* **WHAT TO WORK ON**
Give the number of lines in the records below that include "oszlopban". Reply with that number alone.

━━━ DATA SUPPLIED ━━━

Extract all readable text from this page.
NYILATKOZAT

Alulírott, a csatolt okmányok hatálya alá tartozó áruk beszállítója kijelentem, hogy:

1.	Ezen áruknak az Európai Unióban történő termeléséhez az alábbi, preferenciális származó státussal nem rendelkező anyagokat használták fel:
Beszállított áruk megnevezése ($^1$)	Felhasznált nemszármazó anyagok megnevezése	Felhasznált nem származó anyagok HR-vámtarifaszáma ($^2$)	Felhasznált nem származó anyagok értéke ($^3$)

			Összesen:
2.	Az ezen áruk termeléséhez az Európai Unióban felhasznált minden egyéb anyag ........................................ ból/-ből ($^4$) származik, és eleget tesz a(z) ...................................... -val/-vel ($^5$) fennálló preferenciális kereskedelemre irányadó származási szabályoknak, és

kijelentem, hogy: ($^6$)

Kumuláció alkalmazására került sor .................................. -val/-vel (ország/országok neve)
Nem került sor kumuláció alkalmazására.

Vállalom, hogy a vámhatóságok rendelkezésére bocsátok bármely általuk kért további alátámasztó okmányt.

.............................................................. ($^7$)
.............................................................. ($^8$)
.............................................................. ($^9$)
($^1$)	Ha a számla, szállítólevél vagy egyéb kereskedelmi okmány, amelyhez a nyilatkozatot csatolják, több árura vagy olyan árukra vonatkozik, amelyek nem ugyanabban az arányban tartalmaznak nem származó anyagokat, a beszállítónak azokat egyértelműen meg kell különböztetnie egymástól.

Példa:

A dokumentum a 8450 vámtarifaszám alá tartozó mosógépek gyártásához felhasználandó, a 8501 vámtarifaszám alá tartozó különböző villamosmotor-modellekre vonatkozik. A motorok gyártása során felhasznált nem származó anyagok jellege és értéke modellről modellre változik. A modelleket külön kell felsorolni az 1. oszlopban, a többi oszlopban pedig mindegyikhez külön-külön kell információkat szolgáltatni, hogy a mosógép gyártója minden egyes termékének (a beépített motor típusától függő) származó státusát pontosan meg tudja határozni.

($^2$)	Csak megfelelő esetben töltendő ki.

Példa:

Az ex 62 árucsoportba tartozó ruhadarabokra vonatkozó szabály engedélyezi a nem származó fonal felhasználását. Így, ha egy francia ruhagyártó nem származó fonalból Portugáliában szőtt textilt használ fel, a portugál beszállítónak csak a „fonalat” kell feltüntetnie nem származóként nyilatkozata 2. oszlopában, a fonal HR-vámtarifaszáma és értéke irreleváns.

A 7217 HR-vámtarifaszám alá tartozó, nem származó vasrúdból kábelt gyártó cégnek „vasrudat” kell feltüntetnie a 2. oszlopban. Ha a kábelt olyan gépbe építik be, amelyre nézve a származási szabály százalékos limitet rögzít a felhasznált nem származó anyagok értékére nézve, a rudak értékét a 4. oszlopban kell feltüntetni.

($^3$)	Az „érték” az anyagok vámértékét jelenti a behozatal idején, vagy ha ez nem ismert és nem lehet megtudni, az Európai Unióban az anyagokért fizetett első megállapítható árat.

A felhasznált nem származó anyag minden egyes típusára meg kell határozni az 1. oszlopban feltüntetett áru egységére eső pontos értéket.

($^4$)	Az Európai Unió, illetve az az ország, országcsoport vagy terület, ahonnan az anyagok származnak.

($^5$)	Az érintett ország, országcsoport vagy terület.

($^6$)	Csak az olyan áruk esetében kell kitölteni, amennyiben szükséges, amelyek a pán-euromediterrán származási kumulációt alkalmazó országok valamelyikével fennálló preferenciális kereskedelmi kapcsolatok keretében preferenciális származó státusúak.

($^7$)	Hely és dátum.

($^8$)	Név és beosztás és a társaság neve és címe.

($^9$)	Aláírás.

━━━

* **RIGHT ANSWER**
3